Material for this task:

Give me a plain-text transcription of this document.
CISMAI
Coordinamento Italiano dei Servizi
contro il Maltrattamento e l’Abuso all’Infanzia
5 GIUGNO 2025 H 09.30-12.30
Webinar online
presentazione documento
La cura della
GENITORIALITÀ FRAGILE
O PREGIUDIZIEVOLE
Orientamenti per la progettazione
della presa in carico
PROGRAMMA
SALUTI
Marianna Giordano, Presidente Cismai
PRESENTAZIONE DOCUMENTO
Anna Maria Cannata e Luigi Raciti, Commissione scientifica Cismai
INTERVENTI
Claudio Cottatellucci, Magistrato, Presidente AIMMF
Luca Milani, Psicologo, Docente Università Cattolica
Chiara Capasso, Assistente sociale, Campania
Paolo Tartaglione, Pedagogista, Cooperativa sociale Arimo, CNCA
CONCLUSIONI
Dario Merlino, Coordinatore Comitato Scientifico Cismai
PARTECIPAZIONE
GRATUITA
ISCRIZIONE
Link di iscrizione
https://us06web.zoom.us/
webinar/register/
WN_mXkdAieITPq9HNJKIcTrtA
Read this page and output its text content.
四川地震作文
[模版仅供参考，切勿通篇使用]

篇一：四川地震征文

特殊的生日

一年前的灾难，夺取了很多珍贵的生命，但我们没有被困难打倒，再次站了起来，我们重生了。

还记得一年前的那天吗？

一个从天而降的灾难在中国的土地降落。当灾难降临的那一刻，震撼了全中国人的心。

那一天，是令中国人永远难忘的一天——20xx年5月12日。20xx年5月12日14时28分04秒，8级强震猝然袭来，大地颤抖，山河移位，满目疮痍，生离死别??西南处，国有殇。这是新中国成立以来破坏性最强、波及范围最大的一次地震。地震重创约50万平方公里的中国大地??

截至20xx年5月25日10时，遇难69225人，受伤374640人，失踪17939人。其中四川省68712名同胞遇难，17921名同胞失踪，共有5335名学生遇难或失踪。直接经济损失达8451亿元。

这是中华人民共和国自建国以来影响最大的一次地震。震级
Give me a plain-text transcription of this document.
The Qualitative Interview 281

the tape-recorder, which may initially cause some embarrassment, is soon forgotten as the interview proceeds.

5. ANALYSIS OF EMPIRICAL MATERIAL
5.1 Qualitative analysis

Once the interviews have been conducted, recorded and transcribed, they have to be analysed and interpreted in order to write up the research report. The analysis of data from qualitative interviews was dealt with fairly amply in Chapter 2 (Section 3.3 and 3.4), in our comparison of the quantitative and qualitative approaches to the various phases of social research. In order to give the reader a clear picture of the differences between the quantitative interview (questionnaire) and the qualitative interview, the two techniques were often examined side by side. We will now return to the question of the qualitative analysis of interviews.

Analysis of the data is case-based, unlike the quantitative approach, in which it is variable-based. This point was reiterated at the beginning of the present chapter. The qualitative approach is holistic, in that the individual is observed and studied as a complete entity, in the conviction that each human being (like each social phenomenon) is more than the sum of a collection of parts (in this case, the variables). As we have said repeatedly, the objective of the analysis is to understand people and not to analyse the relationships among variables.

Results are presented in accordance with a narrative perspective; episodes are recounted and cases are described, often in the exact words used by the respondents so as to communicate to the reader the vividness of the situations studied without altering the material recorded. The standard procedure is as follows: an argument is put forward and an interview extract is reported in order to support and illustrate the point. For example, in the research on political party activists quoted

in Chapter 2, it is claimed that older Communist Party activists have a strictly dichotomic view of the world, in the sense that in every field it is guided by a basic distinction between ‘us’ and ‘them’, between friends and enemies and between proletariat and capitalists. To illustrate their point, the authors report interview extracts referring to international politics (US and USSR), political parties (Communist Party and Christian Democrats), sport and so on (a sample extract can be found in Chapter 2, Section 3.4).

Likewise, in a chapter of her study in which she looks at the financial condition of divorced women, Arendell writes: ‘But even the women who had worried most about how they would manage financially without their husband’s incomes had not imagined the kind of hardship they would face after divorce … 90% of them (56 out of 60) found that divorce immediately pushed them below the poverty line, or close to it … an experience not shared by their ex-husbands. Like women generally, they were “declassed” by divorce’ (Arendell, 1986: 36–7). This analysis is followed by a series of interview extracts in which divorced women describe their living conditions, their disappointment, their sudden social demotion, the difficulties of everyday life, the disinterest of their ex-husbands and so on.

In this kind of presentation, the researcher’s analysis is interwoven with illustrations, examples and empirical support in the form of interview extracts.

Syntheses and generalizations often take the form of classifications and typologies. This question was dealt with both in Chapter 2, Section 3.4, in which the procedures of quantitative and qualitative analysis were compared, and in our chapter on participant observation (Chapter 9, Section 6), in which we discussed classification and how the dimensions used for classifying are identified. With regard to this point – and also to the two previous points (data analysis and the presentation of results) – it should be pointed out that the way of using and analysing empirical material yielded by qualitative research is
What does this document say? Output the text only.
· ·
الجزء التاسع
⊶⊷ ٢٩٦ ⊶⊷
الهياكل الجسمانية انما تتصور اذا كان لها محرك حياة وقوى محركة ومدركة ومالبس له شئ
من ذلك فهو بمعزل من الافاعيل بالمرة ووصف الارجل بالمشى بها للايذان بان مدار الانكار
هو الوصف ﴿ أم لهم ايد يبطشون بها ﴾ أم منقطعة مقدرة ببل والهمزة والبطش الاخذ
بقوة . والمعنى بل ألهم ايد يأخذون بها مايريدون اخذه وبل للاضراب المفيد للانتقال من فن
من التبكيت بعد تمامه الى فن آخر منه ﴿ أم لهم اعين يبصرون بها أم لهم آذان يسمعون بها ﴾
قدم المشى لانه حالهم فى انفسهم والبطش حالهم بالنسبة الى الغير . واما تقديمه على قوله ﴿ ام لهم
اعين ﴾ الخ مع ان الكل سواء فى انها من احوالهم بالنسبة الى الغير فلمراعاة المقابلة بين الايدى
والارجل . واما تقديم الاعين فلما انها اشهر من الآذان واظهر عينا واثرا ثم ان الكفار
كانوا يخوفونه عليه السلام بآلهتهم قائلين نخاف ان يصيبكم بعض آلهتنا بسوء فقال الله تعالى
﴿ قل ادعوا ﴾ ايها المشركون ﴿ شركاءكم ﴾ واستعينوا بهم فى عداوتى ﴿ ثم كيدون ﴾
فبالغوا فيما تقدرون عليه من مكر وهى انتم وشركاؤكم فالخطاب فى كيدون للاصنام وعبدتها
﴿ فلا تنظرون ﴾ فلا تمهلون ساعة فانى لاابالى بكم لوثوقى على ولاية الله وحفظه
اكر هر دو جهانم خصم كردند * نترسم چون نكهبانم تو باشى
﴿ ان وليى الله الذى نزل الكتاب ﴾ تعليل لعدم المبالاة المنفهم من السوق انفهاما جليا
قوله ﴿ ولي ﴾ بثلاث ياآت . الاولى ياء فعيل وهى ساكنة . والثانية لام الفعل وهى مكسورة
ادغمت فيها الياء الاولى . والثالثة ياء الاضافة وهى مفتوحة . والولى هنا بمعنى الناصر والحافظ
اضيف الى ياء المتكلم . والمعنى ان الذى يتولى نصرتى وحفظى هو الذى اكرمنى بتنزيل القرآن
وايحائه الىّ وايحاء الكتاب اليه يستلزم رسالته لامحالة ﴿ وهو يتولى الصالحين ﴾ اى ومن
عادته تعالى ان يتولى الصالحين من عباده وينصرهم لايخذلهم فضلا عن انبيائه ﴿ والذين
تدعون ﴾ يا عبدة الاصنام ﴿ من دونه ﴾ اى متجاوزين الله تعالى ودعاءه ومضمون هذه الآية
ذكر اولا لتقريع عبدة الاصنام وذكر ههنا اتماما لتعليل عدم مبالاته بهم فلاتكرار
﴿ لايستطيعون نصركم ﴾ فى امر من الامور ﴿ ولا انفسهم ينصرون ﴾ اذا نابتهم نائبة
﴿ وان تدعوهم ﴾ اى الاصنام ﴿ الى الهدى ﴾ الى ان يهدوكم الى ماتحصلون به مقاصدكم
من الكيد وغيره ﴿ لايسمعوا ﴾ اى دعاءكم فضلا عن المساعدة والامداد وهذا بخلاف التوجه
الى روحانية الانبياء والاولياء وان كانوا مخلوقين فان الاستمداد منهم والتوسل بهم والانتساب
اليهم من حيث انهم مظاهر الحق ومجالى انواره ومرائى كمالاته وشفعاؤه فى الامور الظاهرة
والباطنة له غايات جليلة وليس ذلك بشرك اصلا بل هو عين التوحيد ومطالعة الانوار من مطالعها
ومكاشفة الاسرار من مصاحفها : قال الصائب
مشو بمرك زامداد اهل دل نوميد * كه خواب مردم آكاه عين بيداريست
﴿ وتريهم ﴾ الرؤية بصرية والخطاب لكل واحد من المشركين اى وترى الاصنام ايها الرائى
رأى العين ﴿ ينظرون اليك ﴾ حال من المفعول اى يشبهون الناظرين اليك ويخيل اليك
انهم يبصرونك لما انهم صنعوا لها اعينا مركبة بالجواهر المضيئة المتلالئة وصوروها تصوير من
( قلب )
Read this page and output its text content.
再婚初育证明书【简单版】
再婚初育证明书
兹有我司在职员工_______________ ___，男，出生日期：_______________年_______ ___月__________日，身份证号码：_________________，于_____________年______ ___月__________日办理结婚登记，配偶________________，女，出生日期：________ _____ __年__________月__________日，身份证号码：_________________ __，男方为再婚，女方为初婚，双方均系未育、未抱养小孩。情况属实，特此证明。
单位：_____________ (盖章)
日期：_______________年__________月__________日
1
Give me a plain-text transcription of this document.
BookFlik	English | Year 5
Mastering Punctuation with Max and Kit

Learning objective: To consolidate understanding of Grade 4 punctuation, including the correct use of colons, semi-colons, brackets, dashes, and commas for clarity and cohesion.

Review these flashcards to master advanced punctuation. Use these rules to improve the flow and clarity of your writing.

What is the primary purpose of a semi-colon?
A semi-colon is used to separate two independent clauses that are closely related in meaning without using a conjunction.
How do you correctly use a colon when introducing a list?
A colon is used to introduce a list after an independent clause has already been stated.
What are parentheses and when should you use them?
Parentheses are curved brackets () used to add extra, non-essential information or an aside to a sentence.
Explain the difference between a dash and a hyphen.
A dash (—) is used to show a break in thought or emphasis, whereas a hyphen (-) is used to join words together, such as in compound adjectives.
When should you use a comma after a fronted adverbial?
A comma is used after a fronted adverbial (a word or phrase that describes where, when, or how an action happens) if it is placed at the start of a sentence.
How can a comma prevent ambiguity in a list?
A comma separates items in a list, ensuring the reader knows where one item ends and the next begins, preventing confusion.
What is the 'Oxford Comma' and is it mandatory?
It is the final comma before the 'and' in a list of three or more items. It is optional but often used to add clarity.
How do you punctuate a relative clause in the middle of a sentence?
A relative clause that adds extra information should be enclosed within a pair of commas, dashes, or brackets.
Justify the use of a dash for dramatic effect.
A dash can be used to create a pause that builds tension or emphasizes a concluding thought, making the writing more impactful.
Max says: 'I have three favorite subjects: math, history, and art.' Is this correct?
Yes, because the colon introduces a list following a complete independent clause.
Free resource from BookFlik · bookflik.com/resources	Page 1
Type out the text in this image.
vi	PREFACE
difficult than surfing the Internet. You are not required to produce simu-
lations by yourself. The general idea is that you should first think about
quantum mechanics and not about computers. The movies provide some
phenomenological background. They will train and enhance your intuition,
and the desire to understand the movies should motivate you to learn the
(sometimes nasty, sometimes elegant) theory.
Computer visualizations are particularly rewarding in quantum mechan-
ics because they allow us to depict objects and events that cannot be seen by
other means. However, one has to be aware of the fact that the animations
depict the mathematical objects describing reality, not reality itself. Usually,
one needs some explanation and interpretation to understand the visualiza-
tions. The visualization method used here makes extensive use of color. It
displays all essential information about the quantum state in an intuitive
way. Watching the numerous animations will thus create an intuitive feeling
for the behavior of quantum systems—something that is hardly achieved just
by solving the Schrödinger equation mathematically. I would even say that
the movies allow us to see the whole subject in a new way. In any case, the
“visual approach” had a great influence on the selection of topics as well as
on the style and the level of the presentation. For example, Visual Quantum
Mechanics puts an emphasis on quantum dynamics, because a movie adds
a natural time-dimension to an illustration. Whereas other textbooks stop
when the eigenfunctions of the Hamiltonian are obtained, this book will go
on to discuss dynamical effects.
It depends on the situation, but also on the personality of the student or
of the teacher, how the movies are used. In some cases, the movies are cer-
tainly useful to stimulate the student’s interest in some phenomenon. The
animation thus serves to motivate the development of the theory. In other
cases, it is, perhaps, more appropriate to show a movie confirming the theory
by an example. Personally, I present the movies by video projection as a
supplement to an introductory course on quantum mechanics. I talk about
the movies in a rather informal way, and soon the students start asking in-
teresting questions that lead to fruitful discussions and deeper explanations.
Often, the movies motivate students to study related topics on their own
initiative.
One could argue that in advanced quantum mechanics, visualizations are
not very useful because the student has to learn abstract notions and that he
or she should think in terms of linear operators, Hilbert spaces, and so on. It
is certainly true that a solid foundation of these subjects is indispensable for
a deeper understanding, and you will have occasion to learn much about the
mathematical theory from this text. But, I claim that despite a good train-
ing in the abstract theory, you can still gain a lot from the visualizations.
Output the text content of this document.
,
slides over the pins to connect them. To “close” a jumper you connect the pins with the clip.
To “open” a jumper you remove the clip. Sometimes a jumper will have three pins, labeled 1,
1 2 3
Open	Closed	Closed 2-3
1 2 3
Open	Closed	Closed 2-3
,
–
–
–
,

Task requirements: Wherever a line in the data above holds "الاولى", copy that line.

Worked solution:
قوله ﴿ ولي ﴾ بثلاث ياآت . الاولى ياء فعيل وهى ساكنة . والثانية لام الفعل وهى مكسورة
ادغمت فيها الياء الاولى . والثالثة ياء الاضافة وهى مفتوحة . والولى هنا بمعنى الناصر والحافظ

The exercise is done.